DIRECTIONS: Write the material out again, line by line, exactly as it is.

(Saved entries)
------------

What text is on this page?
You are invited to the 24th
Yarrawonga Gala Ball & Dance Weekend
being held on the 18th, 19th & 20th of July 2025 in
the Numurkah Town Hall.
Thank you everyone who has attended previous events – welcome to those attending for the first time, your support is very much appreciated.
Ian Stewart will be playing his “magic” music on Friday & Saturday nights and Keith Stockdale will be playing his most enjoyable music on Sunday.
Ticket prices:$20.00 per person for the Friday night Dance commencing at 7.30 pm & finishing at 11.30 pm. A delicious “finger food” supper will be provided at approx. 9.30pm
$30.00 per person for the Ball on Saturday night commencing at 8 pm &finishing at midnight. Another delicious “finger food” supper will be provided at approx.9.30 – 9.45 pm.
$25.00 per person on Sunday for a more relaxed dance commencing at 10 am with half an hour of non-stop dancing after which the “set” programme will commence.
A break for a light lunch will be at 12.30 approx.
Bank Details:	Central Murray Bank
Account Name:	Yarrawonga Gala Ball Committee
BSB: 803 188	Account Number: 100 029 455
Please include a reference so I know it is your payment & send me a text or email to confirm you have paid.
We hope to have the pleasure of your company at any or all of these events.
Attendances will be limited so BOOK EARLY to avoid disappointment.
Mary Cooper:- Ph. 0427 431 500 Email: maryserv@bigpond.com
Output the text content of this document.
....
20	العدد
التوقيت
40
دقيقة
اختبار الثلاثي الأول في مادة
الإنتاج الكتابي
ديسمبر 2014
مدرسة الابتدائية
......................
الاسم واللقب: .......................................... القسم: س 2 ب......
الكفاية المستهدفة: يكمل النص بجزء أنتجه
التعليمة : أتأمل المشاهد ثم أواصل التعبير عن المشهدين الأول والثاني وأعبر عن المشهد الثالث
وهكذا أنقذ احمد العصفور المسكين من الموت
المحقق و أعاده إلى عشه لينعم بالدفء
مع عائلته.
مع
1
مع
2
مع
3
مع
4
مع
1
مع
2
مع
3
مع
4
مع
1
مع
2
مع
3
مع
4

------------

TASK ANSWER:
What text is on this page?
You are invited to the 24th
Yarrawonga Gala Ball & Dance Weekend
being held on the 18th, 19th & 20th of July 2025 in
the Numurkah Town Hall.
Thank you everyone who has attended previous events – welcome to those attending for the first time, your support is very much appreciated.
Ian Stewart will be playing his “magic” music on Friday & Saturday nights and Keith Stockdale will be playing his most enjoyable music on Sunday.
Ticket prices:$20.00 per person for the Friday night Dance commencing at 7.30 pm & finishing at 11.30 pm. A delicious “finger food” supper will be provided at approx. 9.30pm
$30.00 per person for the Ball on Saturday night commencing at 8 pm &finishing at midnight. Another delicious “finger food” supper will be provided at approx.9.30 – 9.45 pm.
$25.00 per person on Sunday for a more relaxed dance commencing at 10 am with half an hour of non-stop dancing after which the “set” programme will commence.
A break for a light lunch will be at 12.30 approx.
Bank Details:	Central Murray Bank
Account Name:	Yarrawonga Gala Ball Committee
BSB: 803 188	Account Number: 100 029 455
Please include a reference so I know it is your payment & send me a text or email to confirm you have paid.
We hope to have the pleasure of your company at any or all of these events.
Attendances will be limited so BOOK EARLY to avoid disappointment.
Mary Cooper:- Ph. 0427 431 500 Email: maryserv@bigpond.com
Output the text content of this document.
....
20	العدد
التوقيت
40
دقيقة
اختبار الثلاثي الأول في مادة
الإنتاج الكتابي
ديسمبر 2014
مدرسة الابتدائية
......................
الاسم واللقب: .......................................... القسم: س 2 ب......
الكفاية المستهدفة: يكمل النص بجزء أنتجه
التعليمة : أتأمل المشاهد ثم أواصل التعبير عن المشهدين الأول والثاني وأعبر عن المشهد الثالث
وهكذا أنقذ احمد العصفور المسكين من الموت
المحقق و أعاده إلى عشه لينعم بالدفء
مع عائلته.
مع
1
مع
2
مع
3
مع
4
مع
1
مع
2
مع
3
مع
4
مع
1
مع
2
مع
3
مع
4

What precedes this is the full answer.